(Entries provided)
______
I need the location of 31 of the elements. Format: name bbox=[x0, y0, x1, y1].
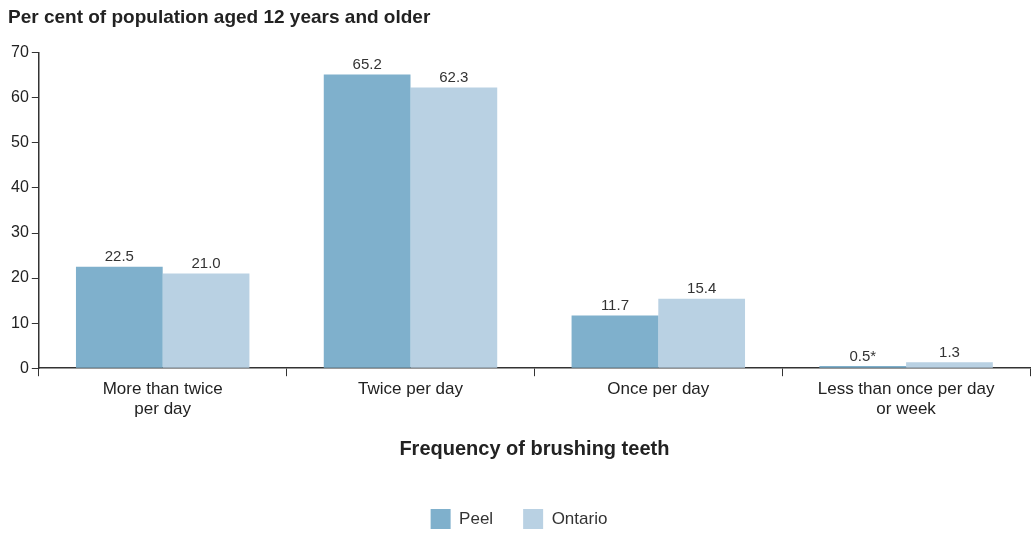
data-label: 15.4 bbox=[687, 279, 717, 297]
legend-label: Peel bbox=[459, 508, 494, 528]
data-label: 22.5 bbox=[104, 247, 134, 265]
x-tick-label: Twice per day bbox=[358, 379, 464, 399]
y-tick-label: 10 bbox=[11, 313, 29, 331]
bar bbox=[906, 362, 993, 368]
y-tick-label: 20 bbox=[11, 268, 29, 286]
data-label: 62.3 bbox=[439, 68, 469, 86]
data-label: 65.2 bbox=[352, 55, 382, 73]
data-label: 0.5* bbox=[849, 346, 877, 364]
bar bbox=[571, 315, 659, 368]
chart-title: Per cent of population aged 12 years and older bbox=[8, 5, 431, 27]
legend-label: Ontario bbox=[551, 508, 608, 528]
bar bbox=[410, 87, 498, 368]
y-tick-label: 0 bbox=[19, 358, 29, 376]
bar bbox=[75, 266, 163, 368]
bar bbox=[658, 298, 746, 368]
y-tick-label: 40 bbox=[11, 178, 29, 196]
y-tick-label: 30 bbox=[11, 223, 29, 241]
bar bbox=[162, 273, 250, 368]
x-axis-title: Frequency of brushing teeth bbox=[399, 436, 670, 459]
x-tick-label: Less than once per day or week bbox=[817, 379, 995, 419]
data-label: 1.3 bbox=[939, 342, 960, 360]
y-tick-label: 60 bbox=[11, 88, 29, 106]
bar bbox=[323, 74, 411, 368]
x-tick-label: More than twice per day bbox=[102, 379, 223, 419]
x-tick-label: Once per day bbox=[607, 379, 710, 399]
y-tick-label: 50 bbox=[11, 133, 29, 151]
data-label: 21.0 bbox=[191, 254, 221, 272]
data-label: 11.7 bbox=[600, 296, 629, 314]
y-tick-label: 70 bbox=[11, 43, 29, 61]
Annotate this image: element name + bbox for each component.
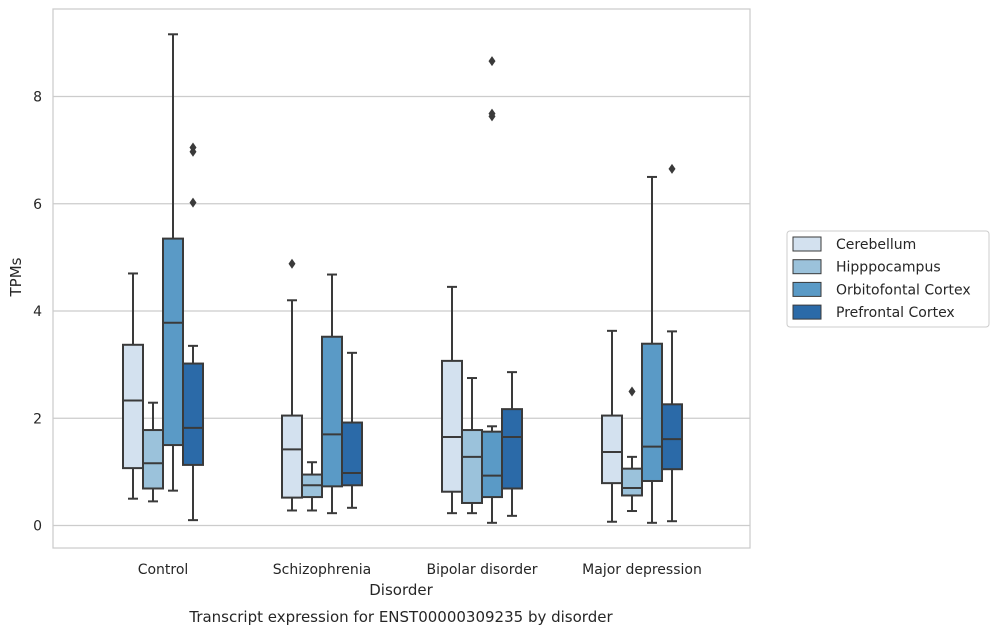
______
(Stated exercise) Can you output the lines above as a JSON list of strings, one string per line, with blank lines left out and the pictures omitted?

(Final answer)
[
  "I need the location of 31 of the elements. Format: name bbox=[x0, y0, x1, y1].",
  "data-label: 15.4 bbox=[687, 279, 717, 297]",
  "legend-label: Peel bbox=[459, 508, 494, 528]",
  "data-label: 22.5 bbox=[104, 247, 134, 265]",
  "x-tick-label: Twice per day bbox=[358, 379, 464, 399]",
  "y-tick-label: 10 bbox=[11, 313, 29, 331]",
  "bar bbox=[906, 362, 993, 368]",
  "y-tick-label: 20 bbox=[11, 268, 29, 286]",
  "data-label: 62.3 bbox=[439, 68, 469, 86]",
  "data-label: 65.2 bbox=[352, 55, 382, 73]",
  "data-label: 0.5* bbox=[849, 346, 877, 364]",
  "bar bbox=[571, 315, 659, 368]",
  "chart-title: Per cent of population aged 12 years and older bbox=[8, 5, 431, 27]",
  "legend-label: Ontario bbox=[551, 508, 608, 528]",
  "bar bbox=[410, 87, 498, 368]",
  "y-tick-label: 0 bbox=[19, 358, 29, 376]",
  "bar bbox=[75, 266, 163, 368]",
  "bar bbox=[658, 298, 746, 368]",
  "y-tick-label: 40 bbox=[11, 178, 29, 196]",
  "y-tick-label: 30 bbox=[11, 223, 29, 241]",
  "bar bbox=[162, 273, 250, 368]",
  "x-axis-title: Frequency of brushing teeth bbox=[399, 436, 670, 459]",
  "x-tick-label: Less than once per day or week bbox=[817, 379, 995, 419]",
  "data-label: 1.3 bbox=[939, 342, 960, 360]",
  "y-tick-label: 60 bbox=[11, 88, 29, 106]",
  "bar bbox=[323, 74, 411, 368]",
  "x-tick-label: More than twice per day bbox=[102, 379, 223, 419]",
  "x-tick-label: Once per day bbox=[607, 379, 710, 399]",
  "y-tick-label: 50 bbox=[11, 133, 29, 151]",
  "data-label: 21.0 bbox=[191, 254, 221, 272]",
  "data-label: 11.7 bbox=[600, 296, 629, 314]",
  "y-tick-label: 70 bbox=[11, 43, 29, 61]",
  "Annotate this image: element name + bbox for each component."
]